[The records]:
++++++++

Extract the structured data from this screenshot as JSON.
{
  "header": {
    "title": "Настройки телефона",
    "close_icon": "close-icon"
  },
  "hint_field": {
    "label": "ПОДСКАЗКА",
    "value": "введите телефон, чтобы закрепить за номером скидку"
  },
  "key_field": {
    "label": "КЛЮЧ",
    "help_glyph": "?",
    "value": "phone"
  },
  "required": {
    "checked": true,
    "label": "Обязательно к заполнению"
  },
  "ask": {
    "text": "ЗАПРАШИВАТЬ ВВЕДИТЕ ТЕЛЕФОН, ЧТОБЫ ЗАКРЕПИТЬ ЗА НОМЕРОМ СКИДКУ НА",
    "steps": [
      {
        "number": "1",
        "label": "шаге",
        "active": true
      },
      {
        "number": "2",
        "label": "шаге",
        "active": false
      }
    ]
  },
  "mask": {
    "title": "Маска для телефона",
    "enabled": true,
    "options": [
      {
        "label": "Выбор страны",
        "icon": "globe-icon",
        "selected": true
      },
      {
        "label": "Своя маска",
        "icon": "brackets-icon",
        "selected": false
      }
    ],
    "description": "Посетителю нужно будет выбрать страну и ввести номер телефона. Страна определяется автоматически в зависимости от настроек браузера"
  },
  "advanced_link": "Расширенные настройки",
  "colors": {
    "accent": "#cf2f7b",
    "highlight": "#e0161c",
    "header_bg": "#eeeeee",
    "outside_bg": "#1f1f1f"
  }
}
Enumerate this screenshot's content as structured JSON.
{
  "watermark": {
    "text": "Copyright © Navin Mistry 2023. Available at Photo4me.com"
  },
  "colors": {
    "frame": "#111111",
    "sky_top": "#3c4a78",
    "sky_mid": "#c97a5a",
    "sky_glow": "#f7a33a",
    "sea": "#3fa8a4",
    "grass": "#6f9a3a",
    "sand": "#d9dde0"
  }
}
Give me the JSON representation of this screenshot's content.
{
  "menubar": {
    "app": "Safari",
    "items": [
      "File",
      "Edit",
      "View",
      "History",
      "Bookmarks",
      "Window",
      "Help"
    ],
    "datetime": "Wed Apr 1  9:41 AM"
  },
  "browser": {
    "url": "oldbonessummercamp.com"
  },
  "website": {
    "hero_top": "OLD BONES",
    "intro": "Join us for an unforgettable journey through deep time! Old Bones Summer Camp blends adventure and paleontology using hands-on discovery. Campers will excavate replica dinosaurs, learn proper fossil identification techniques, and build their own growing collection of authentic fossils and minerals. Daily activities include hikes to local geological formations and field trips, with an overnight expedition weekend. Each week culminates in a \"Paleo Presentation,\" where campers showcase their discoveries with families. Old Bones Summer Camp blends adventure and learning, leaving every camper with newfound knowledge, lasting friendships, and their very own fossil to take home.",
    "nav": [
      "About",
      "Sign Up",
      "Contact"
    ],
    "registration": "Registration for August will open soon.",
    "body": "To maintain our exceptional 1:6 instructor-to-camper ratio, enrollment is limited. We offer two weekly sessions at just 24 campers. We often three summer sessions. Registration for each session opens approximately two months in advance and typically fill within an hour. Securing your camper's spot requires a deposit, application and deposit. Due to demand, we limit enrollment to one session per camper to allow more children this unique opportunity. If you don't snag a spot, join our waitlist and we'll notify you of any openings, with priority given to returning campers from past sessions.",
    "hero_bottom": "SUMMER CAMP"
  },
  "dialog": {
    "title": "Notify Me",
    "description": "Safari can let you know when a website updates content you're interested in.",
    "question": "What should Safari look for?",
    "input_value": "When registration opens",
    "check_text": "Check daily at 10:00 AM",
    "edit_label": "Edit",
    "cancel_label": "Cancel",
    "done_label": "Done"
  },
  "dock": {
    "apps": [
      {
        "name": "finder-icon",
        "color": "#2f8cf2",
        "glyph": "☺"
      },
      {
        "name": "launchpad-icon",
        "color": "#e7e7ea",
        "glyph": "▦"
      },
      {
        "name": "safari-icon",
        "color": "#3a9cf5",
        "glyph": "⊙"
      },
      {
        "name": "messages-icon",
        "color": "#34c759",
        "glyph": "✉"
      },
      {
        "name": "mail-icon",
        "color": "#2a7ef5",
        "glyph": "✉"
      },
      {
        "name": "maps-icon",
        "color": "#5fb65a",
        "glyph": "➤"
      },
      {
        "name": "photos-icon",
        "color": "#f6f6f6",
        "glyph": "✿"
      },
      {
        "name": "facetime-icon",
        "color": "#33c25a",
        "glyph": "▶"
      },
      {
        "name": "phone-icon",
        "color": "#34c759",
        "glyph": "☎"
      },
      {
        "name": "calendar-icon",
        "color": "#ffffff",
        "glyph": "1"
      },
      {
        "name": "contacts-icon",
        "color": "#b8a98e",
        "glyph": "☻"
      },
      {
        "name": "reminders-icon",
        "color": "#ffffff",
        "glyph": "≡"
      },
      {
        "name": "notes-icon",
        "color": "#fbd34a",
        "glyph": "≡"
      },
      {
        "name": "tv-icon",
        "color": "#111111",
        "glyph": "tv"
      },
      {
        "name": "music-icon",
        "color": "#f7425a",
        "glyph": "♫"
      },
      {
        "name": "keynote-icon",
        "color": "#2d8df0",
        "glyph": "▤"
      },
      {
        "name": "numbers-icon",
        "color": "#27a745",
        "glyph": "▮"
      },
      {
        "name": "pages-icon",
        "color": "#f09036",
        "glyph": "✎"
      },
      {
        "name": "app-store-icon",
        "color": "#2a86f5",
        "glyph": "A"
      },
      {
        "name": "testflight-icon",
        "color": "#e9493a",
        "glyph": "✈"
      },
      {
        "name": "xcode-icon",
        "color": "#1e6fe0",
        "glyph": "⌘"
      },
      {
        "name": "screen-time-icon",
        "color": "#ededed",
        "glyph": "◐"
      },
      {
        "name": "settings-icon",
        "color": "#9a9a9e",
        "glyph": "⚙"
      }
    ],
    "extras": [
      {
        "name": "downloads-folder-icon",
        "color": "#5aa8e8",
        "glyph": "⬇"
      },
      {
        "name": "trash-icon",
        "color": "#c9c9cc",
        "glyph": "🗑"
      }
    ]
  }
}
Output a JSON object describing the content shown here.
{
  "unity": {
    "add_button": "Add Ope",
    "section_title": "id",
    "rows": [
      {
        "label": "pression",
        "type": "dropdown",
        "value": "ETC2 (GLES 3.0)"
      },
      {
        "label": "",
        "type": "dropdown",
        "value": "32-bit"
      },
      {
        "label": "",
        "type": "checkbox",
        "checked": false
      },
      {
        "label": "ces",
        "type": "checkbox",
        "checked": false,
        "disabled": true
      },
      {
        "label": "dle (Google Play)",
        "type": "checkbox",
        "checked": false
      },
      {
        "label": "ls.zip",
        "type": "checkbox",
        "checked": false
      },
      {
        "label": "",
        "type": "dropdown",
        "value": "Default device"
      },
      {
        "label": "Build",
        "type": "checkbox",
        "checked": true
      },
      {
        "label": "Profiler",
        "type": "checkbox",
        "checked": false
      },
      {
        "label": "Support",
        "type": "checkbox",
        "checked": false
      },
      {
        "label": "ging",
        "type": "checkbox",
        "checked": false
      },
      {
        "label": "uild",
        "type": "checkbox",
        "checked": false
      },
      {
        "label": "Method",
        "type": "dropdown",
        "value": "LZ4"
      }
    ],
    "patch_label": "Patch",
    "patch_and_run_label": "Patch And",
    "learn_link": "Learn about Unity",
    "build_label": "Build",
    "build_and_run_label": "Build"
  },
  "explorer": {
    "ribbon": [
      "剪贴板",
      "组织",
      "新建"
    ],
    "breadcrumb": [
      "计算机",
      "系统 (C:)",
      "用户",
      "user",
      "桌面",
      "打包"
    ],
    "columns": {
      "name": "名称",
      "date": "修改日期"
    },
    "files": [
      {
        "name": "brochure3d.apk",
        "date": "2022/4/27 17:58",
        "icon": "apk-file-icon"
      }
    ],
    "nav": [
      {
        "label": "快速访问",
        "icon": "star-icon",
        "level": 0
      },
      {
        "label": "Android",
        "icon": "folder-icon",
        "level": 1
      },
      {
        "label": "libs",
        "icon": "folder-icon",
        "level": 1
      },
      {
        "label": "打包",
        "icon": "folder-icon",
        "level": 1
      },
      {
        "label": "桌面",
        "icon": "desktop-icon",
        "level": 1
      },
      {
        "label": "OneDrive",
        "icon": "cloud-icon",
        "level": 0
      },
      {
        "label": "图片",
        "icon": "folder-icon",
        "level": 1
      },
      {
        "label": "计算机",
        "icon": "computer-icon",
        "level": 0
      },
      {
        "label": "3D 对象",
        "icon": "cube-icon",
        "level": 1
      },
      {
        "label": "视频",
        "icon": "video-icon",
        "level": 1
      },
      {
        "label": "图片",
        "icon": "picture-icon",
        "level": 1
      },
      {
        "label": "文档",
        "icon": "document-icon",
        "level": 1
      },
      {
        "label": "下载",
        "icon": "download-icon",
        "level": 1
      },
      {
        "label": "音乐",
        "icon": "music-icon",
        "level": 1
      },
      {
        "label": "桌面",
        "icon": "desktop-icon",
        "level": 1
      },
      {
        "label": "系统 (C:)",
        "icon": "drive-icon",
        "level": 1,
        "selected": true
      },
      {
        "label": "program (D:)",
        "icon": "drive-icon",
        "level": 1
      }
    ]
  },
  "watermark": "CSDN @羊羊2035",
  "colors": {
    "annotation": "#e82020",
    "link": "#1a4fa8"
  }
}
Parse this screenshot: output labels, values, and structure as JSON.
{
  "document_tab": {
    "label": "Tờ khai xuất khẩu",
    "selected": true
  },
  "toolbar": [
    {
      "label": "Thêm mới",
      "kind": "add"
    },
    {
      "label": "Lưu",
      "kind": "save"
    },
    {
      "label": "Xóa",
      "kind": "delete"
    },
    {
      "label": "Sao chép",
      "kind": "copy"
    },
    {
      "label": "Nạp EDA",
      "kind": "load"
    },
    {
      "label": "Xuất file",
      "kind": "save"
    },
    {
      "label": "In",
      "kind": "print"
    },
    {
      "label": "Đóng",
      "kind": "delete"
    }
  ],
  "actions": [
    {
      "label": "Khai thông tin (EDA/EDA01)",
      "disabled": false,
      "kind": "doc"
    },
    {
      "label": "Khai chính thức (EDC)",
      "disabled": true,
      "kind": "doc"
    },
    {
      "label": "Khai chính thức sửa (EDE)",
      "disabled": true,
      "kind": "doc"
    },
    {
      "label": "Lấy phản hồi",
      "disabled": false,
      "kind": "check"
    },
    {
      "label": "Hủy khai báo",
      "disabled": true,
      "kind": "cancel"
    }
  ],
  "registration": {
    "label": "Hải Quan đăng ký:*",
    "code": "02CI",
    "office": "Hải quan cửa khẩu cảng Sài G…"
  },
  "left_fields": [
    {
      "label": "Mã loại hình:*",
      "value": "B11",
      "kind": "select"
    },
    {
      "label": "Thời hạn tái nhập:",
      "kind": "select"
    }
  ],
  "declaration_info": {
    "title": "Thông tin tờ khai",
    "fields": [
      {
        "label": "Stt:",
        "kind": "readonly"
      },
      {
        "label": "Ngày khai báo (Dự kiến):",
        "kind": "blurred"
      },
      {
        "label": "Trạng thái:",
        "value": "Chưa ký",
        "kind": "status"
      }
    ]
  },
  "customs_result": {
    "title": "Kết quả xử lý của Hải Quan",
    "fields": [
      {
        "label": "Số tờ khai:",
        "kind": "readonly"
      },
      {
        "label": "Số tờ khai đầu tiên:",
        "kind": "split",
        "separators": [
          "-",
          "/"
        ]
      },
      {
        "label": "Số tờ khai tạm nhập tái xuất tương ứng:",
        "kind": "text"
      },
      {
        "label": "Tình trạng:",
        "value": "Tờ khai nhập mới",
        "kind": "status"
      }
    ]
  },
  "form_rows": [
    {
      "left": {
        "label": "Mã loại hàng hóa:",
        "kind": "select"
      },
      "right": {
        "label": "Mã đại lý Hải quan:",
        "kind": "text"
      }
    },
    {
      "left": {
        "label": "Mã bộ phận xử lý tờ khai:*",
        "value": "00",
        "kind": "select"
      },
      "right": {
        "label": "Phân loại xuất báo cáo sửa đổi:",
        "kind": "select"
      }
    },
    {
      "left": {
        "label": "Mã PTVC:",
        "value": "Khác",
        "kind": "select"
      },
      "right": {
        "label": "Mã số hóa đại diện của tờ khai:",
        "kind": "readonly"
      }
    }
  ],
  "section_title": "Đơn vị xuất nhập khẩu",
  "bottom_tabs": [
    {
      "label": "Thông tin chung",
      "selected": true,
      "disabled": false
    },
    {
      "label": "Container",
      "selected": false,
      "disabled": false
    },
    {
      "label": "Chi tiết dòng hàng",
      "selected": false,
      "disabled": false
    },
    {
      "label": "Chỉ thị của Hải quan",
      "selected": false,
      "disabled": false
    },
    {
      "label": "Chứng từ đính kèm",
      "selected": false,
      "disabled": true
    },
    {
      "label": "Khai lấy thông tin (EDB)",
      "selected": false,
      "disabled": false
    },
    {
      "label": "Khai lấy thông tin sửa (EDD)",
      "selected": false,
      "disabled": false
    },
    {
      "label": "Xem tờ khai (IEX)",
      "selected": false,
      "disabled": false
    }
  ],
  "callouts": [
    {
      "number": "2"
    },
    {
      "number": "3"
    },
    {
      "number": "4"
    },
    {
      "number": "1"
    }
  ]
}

++++++++

[Objective]: From the data above, show each line that contains "website".

[Answer below]:
  "website": {
    "description": "Safari can let you know when a website updates content you're interested in.",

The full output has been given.